Figure record listings:
########

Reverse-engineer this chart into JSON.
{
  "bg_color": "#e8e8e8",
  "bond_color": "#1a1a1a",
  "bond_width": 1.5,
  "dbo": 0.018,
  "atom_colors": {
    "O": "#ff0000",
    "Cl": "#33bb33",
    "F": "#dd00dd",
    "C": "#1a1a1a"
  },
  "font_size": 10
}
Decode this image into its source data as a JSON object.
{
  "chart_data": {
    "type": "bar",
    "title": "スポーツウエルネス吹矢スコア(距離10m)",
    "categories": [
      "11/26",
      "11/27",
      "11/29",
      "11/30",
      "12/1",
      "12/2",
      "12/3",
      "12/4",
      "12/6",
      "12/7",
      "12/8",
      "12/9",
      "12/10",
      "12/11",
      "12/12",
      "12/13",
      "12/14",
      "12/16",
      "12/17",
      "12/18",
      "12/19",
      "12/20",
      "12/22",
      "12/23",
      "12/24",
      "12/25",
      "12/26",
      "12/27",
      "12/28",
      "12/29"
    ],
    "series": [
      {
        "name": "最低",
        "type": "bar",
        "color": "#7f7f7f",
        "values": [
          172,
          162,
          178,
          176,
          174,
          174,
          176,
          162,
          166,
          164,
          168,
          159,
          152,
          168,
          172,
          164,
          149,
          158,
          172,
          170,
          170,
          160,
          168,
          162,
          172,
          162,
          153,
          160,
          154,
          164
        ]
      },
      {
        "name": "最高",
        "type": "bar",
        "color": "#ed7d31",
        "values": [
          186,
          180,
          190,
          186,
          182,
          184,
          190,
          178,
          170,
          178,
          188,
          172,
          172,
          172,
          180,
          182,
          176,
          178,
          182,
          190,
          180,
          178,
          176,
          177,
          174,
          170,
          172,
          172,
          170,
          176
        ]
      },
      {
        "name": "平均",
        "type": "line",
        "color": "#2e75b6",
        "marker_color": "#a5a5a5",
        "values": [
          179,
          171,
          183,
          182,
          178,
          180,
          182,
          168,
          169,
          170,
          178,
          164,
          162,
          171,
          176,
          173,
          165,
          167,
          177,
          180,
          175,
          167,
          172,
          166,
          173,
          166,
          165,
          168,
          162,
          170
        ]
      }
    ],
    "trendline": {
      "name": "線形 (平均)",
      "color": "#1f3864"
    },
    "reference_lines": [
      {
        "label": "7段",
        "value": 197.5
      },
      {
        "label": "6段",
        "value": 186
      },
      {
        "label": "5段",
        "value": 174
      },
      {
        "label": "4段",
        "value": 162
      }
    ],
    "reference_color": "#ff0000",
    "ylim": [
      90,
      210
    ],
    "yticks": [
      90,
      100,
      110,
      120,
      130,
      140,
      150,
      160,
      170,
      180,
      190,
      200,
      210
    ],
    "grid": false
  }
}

########

Prompt - From the first line to the last, please quote the material above exactly.

Task solution -
Reverse-engineer this chart into JSON.
{
  "bg_color": "#e8e8e8",
  "bond_color": "#1a1a1a",
  "bond_width": 1.5,
  "dbo": 0.018,
  "atom_colors": {
    "O": "#ff0000",
    "Cl": "#33bb33",
    "F": "#dd00dd",
    "C": "#1a1a1a"
  },
  "font_size": 10
}
Decode this image into its source data as a JSON object.
{
  "chart_data": {
    "type": "bar",
    "title": "スポーツウエルネス吹矢スコア(距離10m)",
    "categories": [
      "11/26",
      "11/27",
      "11/29",
      "11/30",
      "12/1",
      "12/2",
      "12/3",
      "12/4",
      "12/6",
      "12/7",
      "12/8",
      "12/9",
      "12/10",
      "12/11",
      "12/12",
      "12/13",
      "12/14",
      "12/16",
      "12/17",
      "12/18",
      "12/19",
      "12/20",
      "12/22",
      "12/23",
      "12/24",
      "12/25",
      "12/26",
      "12/27",
      "12/28",
      "12/29"
    ],
    "series": [
      {
        "name": "最低",
        "type": "bar",
        "color": "#7f7f7f",
        "values": [
          172,
          162,
          178,
          176,
          174,
          174,
          176,
          162,
          166,
          164,
          168,
          159,
          152,
          168,
          172,
          164,
          149,
          158,
          172,
          170,
          170,
          160,
          168,
          162,
          172,
          162,
          153,
          160,
          154,
          164
        ]
      },
      {
        "name": "最高",
        "type": "bar",
        "color": "#ed7d31",
        "values": [
          186,
          180,
          190,
          186,
          182,
          184,
          190,
          178,
          170,
          178,
          188,
          172,
          172,
          172,
          180,
          182,
          176,
          178,
          182,
          190,
          180,
          178,
          176,
          177,
          174,
          170,
          172,
          172,
          170,
          176
        ]
      },
      {
        "name": "平均",
        "type": "line",
        "color": "#2e75b6",
        "marker_color": "#a5a5a5",
        "values": [
          179,
          171,
          183,
          182,
          178,
          180,
          182,
          168,
          169,
          170,
          178,
          164,
          162,
          171,
          176,
          173,
          165,
          167,
          177,
          180,
          175,
          167,
          172,
          166,
          173,
          166,
          165,
          168,
          162,
          170
        ]
      }
    ],
    "trendline": {
      "name": "線形 (平均)",
      "color": "#1f3864"
    },
    "reference_lines": [
      {
        "label": "7段",
        "value": 197.5
      },
      {
        "label": "6段",
        "value": 186
      },
      {
        "label": "5段",
        "value": 174
      },
      {
        "label": "4段",
        "value": 162
      }
    ],
    "reference_color": "#ff0000",
    "ylim": [
      90,
      210
    ],
    "yticks": [
      90,
      100,
      110,
      120,
      130,
      140,
      150,
      160,
      170,
      180,
      190,
      200,
      210
    ],
    "grid": false
  }
}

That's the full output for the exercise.